## OBJECTIVE
Print each line exactly as it is given.

Data listing:
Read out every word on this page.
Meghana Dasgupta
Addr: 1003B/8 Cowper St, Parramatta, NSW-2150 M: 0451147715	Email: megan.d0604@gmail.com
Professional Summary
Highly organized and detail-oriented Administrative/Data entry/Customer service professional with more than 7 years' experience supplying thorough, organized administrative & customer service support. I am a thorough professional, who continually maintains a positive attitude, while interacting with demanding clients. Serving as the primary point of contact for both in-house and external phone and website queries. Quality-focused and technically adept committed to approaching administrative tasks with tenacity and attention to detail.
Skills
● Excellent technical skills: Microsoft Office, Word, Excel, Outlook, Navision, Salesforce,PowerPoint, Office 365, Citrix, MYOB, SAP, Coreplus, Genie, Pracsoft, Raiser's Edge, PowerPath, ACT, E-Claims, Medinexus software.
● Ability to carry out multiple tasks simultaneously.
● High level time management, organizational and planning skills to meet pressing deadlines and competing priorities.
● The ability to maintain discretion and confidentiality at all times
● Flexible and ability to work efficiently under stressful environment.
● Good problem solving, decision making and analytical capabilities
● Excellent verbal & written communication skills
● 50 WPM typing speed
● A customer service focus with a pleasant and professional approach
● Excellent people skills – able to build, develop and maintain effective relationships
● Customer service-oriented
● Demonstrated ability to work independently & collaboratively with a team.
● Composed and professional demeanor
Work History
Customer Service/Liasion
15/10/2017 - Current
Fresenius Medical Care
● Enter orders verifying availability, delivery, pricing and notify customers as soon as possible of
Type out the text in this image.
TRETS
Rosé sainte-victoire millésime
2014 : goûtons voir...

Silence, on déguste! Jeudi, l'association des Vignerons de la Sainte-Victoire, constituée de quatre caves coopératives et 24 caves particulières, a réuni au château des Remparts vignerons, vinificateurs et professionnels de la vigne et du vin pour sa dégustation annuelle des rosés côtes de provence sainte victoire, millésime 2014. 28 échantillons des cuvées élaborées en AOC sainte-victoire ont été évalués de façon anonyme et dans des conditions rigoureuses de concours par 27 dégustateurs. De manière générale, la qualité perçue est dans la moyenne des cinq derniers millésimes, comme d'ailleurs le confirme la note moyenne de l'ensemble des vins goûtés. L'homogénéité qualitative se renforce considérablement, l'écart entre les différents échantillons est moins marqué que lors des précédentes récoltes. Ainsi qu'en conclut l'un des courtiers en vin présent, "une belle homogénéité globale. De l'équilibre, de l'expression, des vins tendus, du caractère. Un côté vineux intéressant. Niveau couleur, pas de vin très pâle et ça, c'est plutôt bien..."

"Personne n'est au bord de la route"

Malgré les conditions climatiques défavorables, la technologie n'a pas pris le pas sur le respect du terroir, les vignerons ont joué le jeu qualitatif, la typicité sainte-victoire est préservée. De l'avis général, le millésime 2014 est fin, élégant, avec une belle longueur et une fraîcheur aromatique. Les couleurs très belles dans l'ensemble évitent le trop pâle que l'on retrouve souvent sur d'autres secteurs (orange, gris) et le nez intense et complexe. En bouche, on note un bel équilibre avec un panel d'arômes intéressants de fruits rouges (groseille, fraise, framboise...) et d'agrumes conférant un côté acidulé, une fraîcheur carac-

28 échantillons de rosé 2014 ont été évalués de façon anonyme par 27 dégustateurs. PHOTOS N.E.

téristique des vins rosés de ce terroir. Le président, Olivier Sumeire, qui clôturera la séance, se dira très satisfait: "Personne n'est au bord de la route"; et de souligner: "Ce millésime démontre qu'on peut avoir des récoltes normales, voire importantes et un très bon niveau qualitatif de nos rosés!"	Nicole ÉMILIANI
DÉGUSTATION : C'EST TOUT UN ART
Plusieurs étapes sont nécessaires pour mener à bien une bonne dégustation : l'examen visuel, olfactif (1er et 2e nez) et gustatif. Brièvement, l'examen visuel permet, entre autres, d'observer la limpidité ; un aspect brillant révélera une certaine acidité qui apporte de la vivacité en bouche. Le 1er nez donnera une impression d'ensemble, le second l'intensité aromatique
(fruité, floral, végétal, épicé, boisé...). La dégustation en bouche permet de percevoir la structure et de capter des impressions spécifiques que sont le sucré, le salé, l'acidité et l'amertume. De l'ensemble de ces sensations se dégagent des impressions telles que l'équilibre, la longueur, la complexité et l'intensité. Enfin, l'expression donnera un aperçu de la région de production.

## THE SOLUTION
Read out every word on this page.
Meghana Dasgupta
Addr: 1003B/8 Cowper St, Parramatta, NSW-2150 M: 0451147715	Email: megan.d0604@gmail.com
Professional Summary
Highly organized and detail-oriented Administrative/Data entry/Customer service professional with more than 7 years' experience supplying thorough, organized administrative & customer service support. I am a thorough professional, who continually maintains a positive attitude, while interacting with demanding clients. Serving as the primary point of contact for both in-house and external phone and website queries. Quality-focused and technically adept committed to approaching administrative tasks with tenacity and attention to detail.
Skills
● Excellent technical skills: Microsoft Office, Word, Excel, Outlook, Navision, Salesforce,PowerPoint, Office 365, Citrix, MYOB, SAP, Coreplus, Genie, Pracsoft, Raiser's Edge, PowerPath, ACT, E-Claims, Medinexus software.
● Ability to carry out multiple tasks simultaneously.
● High level time management, organizational and planning skills to meet pressing deadlines and competing priorities.
● The ability to maintain discretion and confidentiality at all times
● Flexible and ability to work efficiently under stressful environment.
● Good problem solving, decision making and analytical capabilities
● Excellent verbal & written communication skills
● 50 WPM typing speed
● A customer service focus with a pleasant and professional approach
● Excellent people skills – able to build, develop and maintain effective relationships
● Customer service-oriented
● Demonstrated ability to work independently & collaboratively with a team.
● Composed and professional demeanor
Work History
Customer Service/Liasion
15/10/2017 - Current
Fresenius Medical Care
● Enter orders verifying availability, delivery, pricing and notify customers as soon as possible of
Type out the text in this image.
TRETS
Rosé sainte-victoire millésime
2014 : goûtons voir...

Silence, on déguste! Jeudi, l'association des Vignerons de la Sainte-Victoire, constituée de quatre caves coopératives et 24 caves particulières, a réuni au château des Remparts vignerons, vinificateurs et professionnels de la vigne et du vin pour sa dégustation annuelle des rosés côtes de provence sainte victoire, millésime 2014. 28 échantillons des cuvées élaborées en AOC sainte-victoire ont été évalués de façon anonyme et dans des conditions rigoureuses de concours par 27 dégustateurs. De manière générale, la qualité perçue est dans la moyenne des cinq derniers millésimes, comme d'ailleurs le confirme la note moyenne de l'ensemble des vins goûtés. L'homogénéité qualitative se renforce considérablement, l'écart entre les différents échantillons est moins marqué que lors des précédentes récoltes. Ainsi qu'en conclut l'un des courtiers en vin présent, "une belle homogénéité globale. De l'équilibre, de l'expression, des vins tendus, du caractère. Un côté vineux intéressant. Niveau couleur, pas de vin très pâle et ça, c'est plutôt bien..."

"Personne n'est au bord de la route"

Malgré les conditions climatiques défavorables, la technologie n'a pas pris le pas sur le respect du terroir, les vignerons ont joué le jeu qualitatif, la typicité sainte-victoire est préservée. De l'avis général, le millésime 2014 est fin, élégant, avec une belle longueur et une fraîcheur aromatique. Les couleurs très belles dans l'ensemble évitent le trop pâle que l'on retrouve souvent sur d'autres secteurs (orange, gris) et le nez intense et complexe. En bouche, on note un bel équilibre avec un panel d'arômes intéressants de fruits rouges (groseille, fraise, framboise...) et d'agrumes conférant un côté acidulé, une fraîcheur carac-

28 échantillons de rosé 2014 ont été évalués de façon anonyme par 27 dégustateurs. PHOTOS N.E.

téristique des vins rosés de ce terroir. Le président, Olivier Sumeire, qui clôturera la séance, se dira très satisfait: "Personne n'est au bord de la route"; et de souligner: "Ce millésime démontre qu'on peut avoir des récoltes normales, voire importantes et un très bon niveau qualitatif de nos rosés!"	Nicole ÉMILIANI
DÉGUSTATION : C'EST TOUT UN ART
Plusieurs étapes sont nécessaires pour mener à bien une bonne dégustation : l'examen visuel, olfactif (1er et 2e nez) et gustatif. Brièvement, l'examen visuel permet, entre autres, d'observer la limpidité ; un aspect brillant révélera une certaine acidité qui apporte de la vivacité en bouche. Le 1er nez donnera une impression d'ensemble, le second l'intensité aromatique
(fruité, floral, végétal, épicé, boisé...). La dégustation en bouche permet de percevoir la structure et de capter des impressions spécifiques que sont le sucré, le salé, l'acidité et l'amertume. De l'ensemble de ces sensations se dégagent des impressions telles que l'équilibre, la longueur, la complexité et l'intensité. Enfin, l'expression donnera un aperçu de la région de production.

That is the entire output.